• [Written request]: How many lines of the records below contain the word "automatically"? Answer with the number alone.

--- Start ---

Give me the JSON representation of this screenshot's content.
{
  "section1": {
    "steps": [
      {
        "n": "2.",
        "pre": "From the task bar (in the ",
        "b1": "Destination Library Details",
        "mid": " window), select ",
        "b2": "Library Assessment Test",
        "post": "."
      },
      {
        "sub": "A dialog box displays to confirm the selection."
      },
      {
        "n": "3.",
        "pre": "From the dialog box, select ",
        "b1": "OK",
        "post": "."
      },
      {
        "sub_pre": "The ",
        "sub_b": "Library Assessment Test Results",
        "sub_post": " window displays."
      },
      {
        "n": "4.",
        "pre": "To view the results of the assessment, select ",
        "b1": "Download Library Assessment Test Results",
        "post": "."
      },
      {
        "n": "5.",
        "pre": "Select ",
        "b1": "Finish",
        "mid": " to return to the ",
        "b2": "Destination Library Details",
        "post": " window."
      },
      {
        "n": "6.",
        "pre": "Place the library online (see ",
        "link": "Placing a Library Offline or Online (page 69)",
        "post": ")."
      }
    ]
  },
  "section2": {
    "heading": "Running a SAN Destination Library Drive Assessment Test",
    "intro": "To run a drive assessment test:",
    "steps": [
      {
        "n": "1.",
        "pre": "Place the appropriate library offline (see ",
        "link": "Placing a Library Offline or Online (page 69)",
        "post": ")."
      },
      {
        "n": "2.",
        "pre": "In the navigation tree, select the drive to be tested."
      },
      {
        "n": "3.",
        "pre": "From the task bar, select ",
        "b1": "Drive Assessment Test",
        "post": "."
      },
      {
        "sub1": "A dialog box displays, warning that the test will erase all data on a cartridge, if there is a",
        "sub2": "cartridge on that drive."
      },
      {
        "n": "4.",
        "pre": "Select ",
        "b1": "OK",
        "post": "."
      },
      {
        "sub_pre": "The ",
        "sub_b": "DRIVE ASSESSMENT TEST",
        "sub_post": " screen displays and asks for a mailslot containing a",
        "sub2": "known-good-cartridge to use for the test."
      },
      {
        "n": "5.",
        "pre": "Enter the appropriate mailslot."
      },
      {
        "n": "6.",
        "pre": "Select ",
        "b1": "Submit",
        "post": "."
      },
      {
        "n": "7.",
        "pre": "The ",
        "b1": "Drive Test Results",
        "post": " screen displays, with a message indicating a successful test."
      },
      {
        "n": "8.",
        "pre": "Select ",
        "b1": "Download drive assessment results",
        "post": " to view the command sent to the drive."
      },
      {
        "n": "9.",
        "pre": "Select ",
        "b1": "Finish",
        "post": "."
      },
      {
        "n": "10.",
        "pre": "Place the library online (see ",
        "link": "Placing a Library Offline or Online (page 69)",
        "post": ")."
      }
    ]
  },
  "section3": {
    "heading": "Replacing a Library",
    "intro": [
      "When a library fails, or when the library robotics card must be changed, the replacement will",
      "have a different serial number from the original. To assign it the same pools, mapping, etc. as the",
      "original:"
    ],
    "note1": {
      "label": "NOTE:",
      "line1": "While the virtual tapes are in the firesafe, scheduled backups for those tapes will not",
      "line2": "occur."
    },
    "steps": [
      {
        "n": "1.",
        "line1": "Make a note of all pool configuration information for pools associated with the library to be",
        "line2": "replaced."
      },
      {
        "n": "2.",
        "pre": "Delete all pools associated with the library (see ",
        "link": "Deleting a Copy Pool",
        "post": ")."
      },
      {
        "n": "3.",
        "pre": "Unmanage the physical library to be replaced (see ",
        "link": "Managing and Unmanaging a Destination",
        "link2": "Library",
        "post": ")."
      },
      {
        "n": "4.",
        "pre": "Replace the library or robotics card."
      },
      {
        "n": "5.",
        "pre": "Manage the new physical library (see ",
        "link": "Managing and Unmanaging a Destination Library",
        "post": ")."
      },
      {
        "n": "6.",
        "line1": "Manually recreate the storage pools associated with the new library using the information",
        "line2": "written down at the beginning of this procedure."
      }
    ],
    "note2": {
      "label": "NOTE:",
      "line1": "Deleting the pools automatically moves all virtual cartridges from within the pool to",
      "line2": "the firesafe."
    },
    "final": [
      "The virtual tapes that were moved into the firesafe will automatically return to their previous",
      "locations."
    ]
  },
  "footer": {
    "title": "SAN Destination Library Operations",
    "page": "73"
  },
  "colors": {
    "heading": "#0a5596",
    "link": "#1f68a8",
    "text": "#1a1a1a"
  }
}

--- End ---

• [Correct answer]: 2